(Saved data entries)
'''

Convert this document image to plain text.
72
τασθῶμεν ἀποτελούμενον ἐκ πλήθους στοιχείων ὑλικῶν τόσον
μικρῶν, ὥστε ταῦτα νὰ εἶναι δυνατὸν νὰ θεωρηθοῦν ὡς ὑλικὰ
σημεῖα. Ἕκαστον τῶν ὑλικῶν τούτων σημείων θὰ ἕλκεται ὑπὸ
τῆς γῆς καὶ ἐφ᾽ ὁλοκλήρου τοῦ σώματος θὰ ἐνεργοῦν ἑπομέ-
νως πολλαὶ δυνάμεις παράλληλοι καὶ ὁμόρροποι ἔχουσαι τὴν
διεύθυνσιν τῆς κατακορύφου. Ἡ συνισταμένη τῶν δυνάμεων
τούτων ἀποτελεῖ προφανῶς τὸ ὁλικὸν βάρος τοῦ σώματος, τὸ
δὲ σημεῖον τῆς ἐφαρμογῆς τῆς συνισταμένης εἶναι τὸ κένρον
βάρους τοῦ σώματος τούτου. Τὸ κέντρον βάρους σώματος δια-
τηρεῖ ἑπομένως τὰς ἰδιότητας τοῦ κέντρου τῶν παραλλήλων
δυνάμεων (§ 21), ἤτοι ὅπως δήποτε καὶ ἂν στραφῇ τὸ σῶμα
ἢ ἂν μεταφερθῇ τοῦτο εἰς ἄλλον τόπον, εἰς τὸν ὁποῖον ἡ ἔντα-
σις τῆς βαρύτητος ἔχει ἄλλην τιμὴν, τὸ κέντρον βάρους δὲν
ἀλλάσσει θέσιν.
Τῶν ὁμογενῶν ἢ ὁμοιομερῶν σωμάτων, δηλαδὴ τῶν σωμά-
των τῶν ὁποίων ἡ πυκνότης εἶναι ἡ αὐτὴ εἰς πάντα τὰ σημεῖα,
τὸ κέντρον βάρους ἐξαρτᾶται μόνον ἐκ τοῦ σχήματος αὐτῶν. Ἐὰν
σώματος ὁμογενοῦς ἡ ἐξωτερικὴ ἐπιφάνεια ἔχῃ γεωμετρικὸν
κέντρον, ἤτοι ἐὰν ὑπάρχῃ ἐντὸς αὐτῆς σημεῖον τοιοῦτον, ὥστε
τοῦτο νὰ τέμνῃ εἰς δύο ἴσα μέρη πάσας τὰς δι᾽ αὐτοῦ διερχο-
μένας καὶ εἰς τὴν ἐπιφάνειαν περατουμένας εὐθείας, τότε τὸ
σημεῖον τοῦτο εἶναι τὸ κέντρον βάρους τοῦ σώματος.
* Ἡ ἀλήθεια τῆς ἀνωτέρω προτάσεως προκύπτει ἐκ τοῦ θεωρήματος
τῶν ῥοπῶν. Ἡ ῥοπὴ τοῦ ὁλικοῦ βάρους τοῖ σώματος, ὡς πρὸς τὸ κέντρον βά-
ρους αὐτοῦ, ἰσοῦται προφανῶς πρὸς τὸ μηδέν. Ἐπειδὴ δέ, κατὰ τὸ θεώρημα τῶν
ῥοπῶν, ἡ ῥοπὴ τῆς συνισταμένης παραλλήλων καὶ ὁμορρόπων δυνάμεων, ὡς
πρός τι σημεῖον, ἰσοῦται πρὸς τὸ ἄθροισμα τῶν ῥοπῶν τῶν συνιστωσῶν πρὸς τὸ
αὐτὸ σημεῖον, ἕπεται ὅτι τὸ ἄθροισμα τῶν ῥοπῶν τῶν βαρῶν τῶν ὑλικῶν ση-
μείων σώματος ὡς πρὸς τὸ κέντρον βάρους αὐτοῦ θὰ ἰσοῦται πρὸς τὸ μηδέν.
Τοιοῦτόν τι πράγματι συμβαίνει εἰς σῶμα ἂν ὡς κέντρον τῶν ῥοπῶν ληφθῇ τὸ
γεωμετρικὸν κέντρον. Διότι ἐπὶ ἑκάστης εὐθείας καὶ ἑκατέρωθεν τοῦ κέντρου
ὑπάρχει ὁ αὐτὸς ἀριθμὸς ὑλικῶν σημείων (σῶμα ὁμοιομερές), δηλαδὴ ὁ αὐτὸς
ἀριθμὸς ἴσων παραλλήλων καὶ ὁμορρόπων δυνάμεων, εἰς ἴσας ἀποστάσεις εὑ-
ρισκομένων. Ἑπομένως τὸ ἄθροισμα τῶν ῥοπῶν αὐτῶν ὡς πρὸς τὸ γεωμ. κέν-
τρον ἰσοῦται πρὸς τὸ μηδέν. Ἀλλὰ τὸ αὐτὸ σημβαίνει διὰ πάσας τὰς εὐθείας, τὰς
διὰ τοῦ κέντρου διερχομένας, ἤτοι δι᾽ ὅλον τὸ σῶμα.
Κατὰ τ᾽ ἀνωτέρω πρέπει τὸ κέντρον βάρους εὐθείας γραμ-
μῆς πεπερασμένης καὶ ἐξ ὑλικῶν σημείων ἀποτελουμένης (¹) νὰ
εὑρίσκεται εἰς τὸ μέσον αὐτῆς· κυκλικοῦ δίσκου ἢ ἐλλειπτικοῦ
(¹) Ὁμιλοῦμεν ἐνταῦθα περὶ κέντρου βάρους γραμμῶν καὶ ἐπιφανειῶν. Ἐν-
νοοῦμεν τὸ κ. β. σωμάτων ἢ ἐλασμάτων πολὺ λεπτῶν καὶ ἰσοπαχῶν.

'''

** Exercise details **
Reproduce every record, matching each line exactly.

** Result of this task **
Convert this document image to plain text.
72
τασθῶμεν ἀποτελούμενον ἐκ πλήθους στοιχείων ὑλικῶν τόσον
μικρῶν, ὥστε ταῦτα νὰ εἶναι δυνατὸν νὰ θεωρηθοῦν ὡς ὑλικὰ
σημεῖα. Ἕκαστον τῶν ὑλικῶν τούτων σημείων θὰ ἕλκεται ὑπὸ
τῆς γῆς καὶ ἐφ᾽ ὁλοκλήρου τοῦ σώματος θὰ ἐνεργοῦν ἑπομέ-
νως πολλαὶ δυνάμεις παράλληλοι καὶ ὁμόρροποι ἔχουσαι τὴν
διεύθυνσιν τῆς κατακορύφου. Ἡ συνισταμένη τῶν δυνάμεων
τούτων ἀποτελεῖ προφανῶς τὸ ὁλικὸν βάρος τοῦ σώματος, τὸ
δὲ σημεῖον τῆς ἐφαρμογῆς τῆς συνισταμένης εἶναι τὸ κένρον
βάρους τοῦ σώματος τούτου. Τὸ κέντρον βάρους σώματος δια-
τηρεῖ ἑπομένως τὰς ἰδιότητας τοῦ κέντρου τῶν παραλλήλων
δυνάμεων (§ 21), ἤτοι ὅπως δήποτε καὶ ἂν στραφῇ τὸ σῶμα
ἢ ἂν μεταφερθῇ τοῦτο εἰς ἄλλον τόπον, εἰς τὸν ὁποῖον ἡ ἔντα-
σις τῆς βαρύτητος ἔχει ἄλλην τιμὴν, τὸ κέντρον βάρους δὲν
ἀλλάσσει θέσιν.
Τῶν ὁμογενῶν ἢ ὁμοιομερῶν σωμάτων, δηλαδὴ τῶν σωμά-
των τῶν ὁποίων ἡ πυκνότης εἶναι ἡ αὐτὴ εἰς πάντα τὰ σημεῖα,
τὸ κέντρον βάρους ἐξαρτᾶται μόνον ἐκ τοῦ σχήματος αὐτῶν. Ἐὰν
σώματος ὁμογενοῦς ἡ ἐξωτερικὴ ἐπιφάνεια ἔχῃ γεωμετρικὸν
κέντρον, ἤτοι ἐὰν ὑπάρχῃ ἐντὸς αὐτῆς σημεῖον τοιοῦτον, ὥστε
τοῦτο νὰ τέμνῃ εἰς δύο ἴσα μέρη πάσας τὰς δι᾽ αὐτοῦ διερχο-
μένας καὶ εἰς τὴν ἐπιφάνειαν περατουμένας εὐθείας, τότε τὸ
σημεῖον τοῦτο εἶναι τὸ κέντρον βάρους τοῦ σώματος.
* Ἡ ἀλήθεια τῆς ἀνωτέρω προτάσεως προκύπτει ἐκ τοῦ θεωρήματος
τῶν ῥοπῶν. Ἡ ῥοπὴ τοῦ ὁλικοῦ βάρους τοῖ σώματος, ὡς πρὸς τὸ κέντρον βά-
ρους αὐτοῦ, ἰσοῦται προφανῶς πρὸς τὸ μηδέν. Ἐπειδὴ δέ, κατὰ τὸ θεώρημα τῶν
ῥοπῶν, ἡ ῥοπὴ τῆς συνισταμένης παραλλήλων καὶ ὁμορρόπων δυνάμεων, ὡς
πρός τι σημεῖον, ἰσοῦται πρὸς τὸ ἄθροισμα τῶν ῥοπῶν τῶν συνιστωσῶν πρὸς τὸ
αὐτὸ σημεῖον, ἕπεται ὅτι τὸ ἄθροισμα τῶν ῥοπῶν τῶν βαρῶν τῶν ὑλικῶν ση-
μείων σώματος ὡς πρὸς τὸ κέντρον βάρους αὐτοῦ θὰ ἰσοῦται πρὸς τὸ μηδέν.
Τοιοῦτόν τι πράγματι συμβαίνει εἰς σῶμα ἂν ὡς κέντρον τῶν ῥοπῶν ληφθῇ τὸ
γεωμετρικὸν κέντρον. Διότι ἐπὶ ἑκάστης εὐθείας καὶ ἑκατέρωθεν τοῦ κέντρου
ὑπάρχει ὁ αὐτὸς ἀριθμὸς ὑλικῶν σημείων (σῶμα ὁμοιομερές), δηλαδὴ ὁ αὐτὸς
ἀριθμὸς ἴσων παραλλήλων καὶ ὁμορρόπων δυνάμεων, εἰς ἴσας ἀποστάσεις εὑ-
ρισκομένων. Ἑπομένως τὸ ἄθροισμα τῶν ῥοπῶν αὐτῶν ὡς πρὸς τὸ γεωμ. κέν-
τρον ἰσοῦται πρὸς τὸ μηδέν. Ἀλλὰ τὸ αὐτὸ σημβαίνει διὰ πάσας τὰς εὐθείας, τὰς
διὰ τοῦ κέντρου διερχομένας, ἤτοι δι᾽ ὅλον τὸ σῶμα.
Κατὰ τ᾽ ἀνωτέρω πρέπει τὸ κέντρον βάρους εὐθείας γραμ-
μῆς πεπερασμένης καὶ ἐξ ὑλικῶν σημείων ἀποτελουμένης (¹) νὰ
εὑρίσκεται εἰς τὸ μέσον αὐτῆς· κυκλικοῦ δίσκου ἢ ἐλλειπτικοῦ
(¹) Ὁμιλοῦμεν ἐνταῦθα περὶ κέντρου βάρους γραμμῶν καὶ ἐπιφανειῶν. Ἐν-
νοοῦμεν τὸ κ. β. σωμάτων ἢ ἐλασμάτων πολὺ λεπτῶν καὶ ἰσοπαχῶν.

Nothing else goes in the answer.